* [What to do]
Pull out from the material below all lines with "other".
begin Raw records
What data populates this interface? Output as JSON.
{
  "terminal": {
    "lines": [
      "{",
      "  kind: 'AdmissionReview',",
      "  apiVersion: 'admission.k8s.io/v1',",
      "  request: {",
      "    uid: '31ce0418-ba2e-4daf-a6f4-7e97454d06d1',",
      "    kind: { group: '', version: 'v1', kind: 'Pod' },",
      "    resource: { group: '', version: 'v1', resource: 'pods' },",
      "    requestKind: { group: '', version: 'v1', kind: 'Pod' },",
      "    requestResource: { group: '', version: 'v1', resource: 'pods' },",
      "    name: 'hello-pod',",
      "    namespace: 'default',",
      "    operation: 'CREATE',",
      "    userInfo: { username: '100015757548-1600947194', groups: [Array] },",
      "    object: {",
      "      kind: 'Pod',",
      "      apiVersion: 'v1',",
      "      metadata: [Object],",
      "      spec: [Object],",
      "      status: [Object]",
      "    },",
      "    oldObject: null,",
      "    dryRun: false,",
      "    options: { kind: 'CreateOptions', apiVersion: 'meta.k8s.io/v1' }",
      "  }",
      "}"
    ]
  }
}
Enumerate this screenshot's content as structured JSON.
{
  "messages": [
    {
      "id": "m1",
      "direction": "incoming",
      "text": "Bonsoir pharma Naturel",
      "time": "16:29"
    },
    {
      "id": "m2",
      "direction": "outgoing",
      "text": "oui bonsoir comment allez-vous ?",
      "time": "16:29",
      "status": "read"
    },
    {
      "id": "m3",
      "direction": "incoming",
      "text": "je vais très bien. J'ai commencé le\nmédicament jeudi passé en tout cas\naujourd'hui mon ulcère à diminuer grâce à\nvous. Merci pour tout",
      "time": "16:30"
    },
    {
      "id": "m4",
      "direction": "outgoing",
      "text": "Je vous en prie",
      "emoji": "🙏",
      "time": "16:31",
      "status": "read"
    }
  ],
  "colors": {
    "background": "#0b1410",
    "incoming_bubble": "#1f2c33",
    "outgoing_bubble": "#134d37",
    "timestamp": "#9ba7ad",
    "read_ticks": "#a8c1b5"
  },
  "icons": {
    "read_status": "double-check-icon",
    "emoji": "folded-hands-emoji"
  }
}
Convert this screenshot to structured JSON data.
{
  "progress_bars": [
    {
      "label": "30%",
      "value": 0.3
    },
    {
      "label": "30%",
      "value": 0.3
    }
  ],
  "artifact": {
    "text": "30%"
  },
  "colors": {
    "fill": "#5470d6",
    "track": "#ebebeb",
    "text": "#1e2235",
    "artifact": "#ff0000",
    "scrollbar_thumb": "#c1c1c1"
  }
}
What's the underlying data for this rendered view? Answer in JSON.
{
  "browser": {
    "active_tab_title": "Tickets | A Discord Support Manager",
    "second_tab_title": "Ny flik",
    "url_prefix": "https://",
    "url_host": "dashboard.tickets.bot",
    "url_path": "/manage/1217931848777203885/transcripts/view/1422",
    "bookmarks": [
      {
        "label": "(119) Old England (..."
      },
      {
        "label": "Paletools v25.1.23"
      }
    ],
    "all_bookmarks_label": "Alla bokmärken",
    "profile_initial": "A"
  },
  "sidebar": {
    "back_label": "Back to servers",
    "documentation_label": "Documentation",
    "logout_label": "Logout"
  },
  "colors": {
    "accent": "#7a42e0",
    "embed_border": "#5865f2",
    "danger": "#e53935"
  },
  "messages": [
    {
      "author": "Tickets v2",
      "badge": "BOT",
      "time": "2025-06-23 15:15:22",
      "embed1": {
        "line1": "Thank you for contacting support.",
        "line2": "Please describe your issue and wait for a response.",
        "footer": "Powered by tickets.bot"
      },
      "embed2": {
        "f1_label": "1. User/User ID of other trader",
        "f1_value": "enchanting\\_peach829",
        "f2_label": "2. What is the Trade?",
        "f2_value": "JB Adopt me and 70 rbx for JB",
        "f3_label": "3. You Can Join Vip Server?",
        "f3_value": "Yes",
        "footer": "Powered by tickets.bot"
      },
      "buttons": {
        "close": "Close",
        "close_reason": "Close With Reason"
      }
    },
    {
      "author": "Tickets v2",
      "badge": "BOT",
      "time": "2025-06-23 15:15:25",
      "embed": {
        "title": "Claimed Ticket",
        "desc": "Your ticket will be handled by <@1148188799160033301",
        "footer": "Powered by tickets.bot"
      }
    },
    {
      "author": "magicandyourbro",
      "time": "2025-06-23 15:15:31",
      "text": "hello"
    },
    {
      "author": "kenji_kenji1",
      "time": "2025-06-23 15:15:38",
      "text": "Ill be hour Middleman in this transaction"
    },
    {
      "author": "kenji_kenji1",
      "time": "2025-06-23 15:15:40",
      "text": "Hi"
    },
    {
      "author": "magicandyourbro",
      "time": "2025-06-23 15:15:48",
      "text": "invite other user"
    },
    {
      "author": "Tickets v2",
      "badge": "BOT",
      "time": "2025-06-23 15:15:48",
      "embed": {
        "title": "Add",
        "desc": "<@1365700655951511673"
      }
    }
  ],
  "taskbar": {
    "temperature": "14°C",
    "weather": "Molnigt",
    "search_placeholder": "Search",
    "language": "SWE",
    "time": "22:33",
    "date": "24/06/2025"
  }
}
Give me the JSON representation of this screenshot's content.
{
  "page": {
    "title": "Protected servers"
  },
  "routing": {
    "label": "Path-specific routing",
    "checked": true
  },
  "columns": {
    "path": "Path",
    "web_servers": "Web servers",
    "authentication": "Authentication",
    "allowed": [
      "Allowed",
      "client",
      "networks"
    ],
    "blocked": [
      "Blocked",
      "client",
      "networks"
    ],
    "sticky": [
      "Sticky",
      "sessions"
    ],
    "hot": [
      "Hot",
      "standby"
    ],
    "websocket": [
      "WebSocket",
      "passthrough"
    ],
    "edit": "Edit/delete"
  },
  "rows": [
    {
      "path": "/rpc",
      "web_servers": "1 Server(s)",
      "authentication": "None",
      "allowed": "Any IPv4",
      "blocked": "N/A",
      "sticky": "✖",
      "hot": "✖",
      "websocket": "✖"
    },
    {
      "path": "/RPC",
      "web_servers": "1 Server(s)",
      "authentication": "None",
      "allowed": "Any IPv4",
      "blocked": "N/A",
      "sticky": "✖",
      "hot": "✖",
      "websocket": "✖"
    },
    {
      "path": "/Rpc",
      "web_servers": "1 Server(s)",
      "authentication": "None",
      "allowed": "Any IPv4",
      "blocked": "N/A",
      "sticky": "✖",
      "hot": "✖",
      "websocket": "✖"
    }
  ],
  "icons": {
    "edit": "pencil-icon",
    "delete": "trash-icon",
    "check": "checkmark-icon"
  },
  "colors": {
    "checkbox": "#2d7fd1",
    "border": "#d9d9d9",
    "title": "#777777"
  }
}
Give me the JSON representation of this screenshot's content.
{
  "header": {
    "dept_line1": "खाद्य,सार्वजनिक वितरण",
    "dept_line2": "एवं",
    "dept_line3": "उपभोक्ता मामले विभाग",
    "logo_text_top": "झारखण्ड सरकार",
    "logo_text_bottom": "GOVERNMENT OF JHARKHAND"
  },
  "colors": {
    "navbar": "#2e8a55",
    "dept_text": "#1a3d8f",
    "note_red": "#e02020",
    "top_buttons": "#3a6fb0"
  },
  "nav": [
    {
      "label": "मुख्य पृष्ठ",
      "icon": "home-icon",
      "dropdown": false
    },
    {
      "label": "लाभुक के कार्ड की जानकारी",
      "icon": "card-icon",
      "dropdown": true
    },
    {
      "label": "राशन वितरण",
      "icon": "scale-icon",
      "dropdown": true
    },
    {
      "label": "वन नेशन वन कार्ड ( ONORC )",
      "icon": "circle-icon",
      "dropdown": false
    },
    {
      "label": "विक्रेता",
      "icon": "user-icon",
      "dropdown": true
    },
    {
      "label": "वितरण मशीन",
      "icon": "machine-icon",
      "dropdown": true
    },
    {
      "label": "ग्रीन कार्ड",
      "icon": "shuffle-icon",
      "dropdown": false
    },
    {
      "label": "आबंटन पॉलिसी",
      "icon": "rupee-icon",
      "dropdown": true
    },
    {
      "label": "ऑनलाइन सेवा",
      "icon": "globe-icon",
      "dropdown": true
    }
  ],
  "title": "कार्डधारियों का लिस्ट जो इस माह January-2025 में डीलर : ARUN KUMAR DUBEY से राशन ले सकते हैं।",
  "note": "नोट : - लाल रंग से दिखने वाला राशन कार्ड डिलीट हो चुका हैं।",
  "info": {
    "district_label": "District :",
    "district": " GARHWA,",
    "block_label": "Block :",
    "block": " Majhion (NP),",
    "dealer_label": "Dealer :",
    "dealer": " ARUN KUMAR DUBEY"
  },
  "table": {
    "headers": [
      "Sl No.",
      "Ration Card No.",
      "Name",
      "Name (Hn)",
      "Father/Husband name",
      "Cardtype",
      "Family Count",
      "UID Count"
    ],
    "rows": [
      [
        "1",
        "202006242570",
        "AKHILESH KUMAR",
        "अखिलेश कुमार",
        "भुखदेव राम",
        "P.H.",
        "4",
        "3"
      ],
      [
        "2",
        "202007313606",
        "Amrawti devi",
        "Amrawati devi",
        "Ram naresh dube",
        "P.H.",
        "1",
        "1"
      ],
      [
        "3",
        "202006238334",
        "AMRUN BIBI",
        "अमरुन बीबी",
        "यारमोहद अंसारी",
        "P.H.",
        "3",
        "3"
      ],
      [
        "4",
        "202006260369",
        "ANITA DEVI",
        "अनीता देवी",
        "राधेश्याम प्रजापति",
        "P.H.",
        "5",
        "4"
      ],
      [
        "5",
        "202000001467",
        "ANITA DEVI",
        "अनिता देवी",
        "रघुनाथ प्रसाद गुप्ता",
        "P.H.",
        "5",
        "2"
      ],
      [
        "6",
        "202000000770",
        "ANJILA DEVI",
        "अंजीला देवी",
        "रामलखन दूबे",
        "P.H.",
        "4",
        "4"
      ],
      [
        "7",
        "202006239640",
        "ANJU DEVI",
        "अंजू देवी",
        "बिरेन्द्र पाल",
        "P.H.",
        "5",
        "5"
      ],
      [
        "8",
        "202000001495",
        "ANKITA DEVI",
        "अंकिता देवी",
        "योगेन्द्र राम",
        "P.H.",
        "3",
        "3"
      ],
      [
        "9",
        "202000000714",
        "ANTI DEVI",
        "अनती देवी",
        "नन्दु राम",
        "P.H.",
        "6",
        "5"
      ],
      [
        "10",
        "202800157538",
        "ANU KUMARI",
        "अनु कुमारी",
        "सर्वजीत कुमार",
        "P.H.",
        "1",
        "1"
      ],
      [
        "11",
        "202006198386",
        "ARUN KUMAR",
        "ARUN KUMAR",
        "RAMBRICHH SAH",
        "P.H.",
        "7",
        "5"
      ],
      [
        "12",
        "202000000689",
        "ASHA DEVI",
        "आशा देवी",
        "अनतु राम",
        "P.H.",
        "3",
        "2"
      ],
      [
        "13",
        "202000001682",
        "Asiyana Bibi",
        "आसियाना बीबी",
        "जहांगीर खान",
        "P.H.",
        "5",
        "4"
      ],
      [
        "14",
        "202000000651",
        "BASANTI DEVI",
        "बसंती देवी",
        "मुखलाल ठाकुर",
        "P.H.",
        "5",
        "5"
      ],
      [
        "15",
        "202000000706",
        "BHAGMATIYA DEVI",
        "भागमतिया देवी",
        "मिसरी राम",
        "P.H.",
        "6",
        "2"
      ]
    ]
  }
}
end Raw records
* [The reply]
        "f1_label": "1. User/User ID of other trader",
      "text": "invite other user"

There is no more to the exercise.